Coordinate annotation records
• • • •
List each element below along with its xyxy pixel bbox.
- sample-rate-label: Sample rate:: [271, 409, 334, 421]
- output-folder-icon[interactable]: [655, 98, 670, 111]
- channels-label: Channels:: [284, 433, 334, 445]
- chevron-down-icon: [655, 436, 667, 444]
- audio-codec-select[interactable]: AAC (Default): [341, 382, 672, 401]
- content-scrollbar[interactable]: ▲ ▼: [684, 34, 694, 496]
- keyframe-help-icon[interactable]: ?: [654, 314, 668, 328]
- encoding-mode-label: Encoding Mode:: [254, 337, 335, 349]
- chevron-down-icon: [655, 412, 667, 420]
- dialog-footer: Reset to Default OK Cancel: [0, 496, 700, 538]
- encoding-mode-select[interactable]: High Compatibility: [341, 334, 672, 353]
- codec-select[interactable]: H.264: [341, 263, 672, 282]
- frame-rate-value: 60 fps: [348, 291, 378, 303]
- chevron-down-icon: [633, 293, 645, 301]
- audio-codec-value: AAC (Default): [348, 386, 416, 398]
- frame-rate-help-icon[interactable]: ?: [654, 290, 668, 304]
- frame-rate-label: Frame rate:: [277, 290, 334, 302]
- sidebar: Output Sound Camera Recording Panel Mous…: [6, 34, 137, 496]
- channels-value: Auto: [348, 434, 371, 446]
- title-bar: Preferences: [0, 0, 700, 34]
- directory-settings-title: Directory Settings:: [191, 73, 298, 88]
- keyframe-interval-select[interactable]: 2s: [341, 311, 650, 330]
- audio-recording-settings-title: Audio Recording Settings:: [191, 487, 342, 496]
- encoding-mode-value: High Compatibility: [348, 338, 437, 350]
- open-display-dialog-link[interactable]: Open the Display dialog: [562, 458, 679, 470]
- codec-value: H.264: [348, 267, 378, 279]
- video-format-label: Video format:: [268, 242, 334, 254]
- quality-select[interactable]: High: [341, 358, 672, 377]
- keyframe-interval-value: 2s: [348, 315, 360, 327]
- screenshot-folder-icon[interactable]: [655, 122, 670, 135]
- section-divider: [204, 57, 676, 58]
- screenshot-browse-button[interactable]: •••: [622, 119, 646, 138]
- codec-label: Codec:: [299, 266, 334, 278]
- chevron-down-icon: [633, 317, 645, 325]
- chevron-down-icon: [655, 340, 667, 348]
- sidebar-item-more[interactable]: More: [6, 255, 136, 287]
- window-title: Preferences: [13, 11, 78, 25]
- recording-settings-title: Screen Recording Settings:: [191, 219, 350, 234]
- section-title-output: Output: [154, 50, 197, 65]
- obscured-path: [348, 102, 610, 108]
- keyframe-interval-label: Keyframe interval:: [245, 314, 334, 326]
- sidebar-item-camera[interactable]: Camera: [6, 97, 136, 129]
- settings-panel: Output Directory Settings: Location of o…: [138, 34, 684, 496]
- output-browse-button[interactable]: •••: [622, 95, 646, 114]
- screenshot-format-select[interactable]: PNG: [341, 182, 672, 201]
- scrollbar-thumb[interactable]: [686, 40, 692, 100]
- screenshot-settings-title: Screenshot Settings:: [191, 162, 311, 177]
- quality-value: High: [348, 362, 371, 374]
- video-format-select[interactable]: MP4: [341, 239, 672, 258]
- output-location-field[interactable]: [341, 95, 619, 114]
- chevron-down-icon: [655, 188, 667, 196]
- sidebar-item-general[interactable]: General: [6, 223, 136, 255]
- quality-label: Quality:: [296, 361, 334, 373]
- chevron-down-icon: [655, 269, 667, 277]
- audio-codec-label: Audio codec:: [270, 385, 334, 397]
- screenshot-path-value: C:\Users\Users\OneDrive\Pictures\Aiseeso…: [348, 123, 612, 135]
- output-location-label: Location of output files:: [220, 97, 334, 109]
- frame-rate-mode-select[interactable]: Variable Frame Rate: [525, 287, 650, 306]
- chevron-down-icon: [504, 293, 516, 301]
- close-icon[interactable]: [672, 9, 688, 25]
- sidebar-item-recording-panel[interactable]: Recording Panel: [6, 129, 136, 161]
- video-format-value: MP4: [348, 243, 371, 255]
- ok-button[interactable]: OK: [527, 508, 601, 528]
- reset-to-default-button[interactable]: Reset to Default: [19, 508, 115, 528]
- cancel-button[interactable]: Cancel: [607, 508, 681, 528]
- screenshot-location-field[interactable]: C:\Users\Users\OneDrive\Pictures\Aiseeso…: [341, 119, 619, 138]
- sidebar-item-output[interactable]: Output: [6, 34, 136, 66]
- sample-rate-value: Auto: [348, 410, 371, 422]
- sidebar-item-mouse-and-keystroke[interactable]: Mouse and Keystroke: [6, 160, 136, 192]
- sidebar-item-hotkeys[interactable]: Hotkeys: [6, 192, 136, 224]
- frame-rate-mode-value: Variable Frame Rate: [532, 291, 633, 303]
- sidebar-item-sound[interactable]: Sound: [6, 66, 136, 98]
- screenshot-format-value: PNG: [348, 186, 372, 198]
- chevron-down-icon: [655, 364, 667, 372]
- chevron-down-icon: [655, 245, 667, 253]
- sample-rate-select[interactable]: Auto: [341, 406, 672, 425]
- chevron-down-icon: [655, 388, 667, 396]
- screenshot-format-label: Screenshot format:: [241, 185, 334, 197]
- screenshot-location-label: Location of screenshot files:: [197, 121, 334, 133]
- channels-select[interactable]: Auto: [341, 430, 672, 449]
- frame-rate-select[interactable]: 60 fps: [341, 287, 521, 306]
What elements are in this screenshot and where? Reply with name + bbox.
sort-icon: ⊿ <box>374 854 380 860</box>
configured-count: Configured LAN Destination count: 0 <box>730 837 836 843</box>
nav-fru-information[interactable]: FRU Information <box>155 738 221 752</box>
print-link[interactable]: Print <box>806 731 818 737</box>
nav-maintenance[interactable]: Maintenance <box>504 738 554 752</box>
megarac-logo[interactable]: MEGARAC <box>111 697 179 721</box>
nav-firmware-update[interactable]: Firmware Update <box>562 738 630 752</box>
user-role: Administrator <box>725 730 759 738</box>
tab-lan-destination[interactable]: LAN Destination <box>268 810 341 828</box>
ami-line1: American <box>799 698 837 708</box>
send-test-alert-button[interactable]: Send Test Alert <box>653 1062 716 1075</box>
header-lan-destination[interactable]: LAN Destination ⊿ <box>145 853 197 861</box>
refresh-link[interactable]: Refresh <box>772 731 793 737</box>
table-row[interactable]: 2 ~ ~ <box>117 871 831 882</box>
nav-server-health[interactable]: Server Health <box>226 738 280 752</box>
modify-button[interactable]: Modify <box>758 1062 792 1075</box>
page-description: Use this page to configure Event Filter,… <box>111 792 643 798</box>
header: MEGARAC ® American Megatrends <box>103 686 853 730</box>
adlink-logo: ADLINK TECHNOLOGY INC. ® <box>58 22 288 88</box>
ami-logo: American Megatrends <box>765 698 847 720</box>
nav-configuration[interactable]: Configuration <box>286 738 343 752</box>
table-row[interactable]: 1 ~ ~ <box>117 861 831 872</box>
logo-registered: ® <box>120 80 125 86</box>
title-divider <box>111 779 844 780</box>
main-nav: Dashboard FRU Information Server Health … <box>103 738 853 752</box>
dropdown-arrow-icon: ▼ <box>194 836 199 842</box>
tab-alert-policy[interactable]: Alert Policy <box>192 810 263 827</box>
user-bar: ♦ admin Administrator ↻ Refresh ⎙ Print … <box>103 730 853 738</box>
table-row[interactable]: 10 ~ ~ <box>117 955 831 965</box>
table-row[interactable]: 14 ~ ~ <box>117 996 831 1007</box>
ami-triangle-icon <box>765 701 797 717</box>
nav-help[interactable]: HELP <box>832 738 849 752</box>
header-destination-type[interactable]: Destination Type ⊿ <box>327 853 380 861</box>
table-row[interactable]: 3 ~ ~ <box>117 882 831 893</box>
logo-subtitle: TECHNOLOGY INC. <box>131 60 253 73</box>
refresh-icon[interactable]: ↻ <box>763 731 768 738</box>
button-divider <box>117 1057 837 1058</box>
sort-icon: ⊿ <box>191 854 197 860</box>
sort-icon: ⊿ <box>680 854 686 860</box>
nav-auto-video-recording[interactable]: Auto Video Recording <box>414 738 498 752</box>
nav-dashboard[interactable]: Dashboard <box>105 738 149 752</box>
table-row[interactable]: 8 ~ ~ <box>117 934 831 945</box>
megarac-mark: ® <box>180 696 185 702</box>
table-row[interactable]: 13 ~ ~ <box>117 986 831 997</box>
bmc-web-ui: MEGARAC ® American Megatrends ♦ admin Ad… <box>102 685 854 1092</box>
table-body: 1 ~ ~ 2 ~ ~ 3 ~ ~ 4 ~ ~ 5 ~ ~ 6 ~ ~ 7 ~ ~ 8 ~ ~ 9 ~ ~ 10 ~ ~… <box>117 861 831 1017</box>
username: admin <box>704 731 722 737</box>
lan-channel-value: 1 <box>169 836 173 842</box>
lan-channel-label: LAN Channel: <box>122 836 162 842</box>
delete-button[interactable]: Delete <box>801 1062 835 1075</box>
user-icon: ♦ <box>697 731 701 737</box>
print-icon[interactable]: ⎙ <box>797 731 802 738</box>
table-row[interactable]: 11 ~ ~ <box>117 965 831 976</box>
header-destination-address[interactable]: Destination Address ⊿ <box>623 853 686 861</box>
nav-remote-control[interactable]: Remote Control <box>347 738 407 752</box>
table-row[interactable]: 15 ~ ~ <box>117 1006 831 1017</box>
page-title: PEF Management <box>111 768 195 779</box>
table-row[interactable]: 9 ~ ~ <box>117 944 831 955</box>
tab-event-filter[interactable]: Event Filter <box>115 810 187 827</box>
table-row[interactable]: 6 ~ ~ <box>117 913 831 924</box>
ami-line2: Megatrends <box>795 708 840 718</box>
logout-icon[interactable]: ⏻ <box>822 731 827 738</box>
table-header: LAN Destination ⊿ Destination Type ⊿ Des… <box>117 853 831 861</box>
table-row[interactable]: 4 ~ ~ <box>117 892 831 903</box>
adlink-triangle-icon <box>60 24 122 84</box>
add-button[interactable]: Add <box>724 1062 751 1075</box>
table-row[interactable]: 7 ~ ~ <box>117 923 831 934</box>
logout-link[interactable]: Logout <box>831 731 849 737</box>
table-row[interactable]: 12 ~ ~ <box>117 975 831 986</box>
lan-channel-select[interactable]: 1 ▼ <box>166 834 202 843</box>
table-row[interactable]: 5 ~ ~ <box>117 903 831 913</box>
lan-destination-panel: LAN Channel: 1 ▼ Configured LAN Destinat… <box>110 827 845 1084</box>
• • • •
◆ Instructions to follow ◆
Starting at the first line and ending with the line that has "- title-bar: Preferences: [0, 0, 700, 34]", rewrite these lines with "chevron-down-icon" changed to "dropdown-arrow-icon" and nothing else altered.

◆ Solution to this problem ◆
List each element below along with its xyxy pixel bbox.
- sample-rate-label: Sample rate:: [271, 409, 334, 421]
- output-folder-icon[interactable]: [655, 98, 670, 111]
- channels-label: Channels:: [284, 433, 334, 445]
- dropdown-arrow-icon: [655, 436, 667, 444]
- audio-codec-select[interactable]: AAC (Default): [341, 382, 672, 401]
- content-scrollbar[interactable]: ▲ ▼: [684, 34, 694, 496]
- keyframe-help-icon[interactable]: ?: [654, 314, 668, 328]
- encoding-mode-label: Encoding Mode:: [254, 337, 335, 349]
- dropdown-arrow-icon: [655, 412, 667, 420]
- dialog-footer: Reset to Default OK Cancel: [0, 496, 700, 538]
- encoding-mode-select[interactable]: High Compatibility: [341, 334, 672, 353]
- codec-select[interactable]: H.264: [341, 263, 672, 282]
- frame-rate-value: 60 fps: [348, 291, 378, 303]
- dropdown-arrow-icon: [633, 293, 645, 301]
- audio-codec-value: AAC (Default): [348, 386, 416, 398]
- frame-rate-help-icon[interactable]: ?: [654, 290, 668, 304]
- frame-rate-label: Frame rate:: [277, 290, 334, 302]
- sidebar: Output Sound Camera Recording Panel Mous…: [6, 34, 137, 496]
- channels-value: Auto: [348, 434, 371, 446]
- title-bar: Preferences: [0, 0, 700, 34]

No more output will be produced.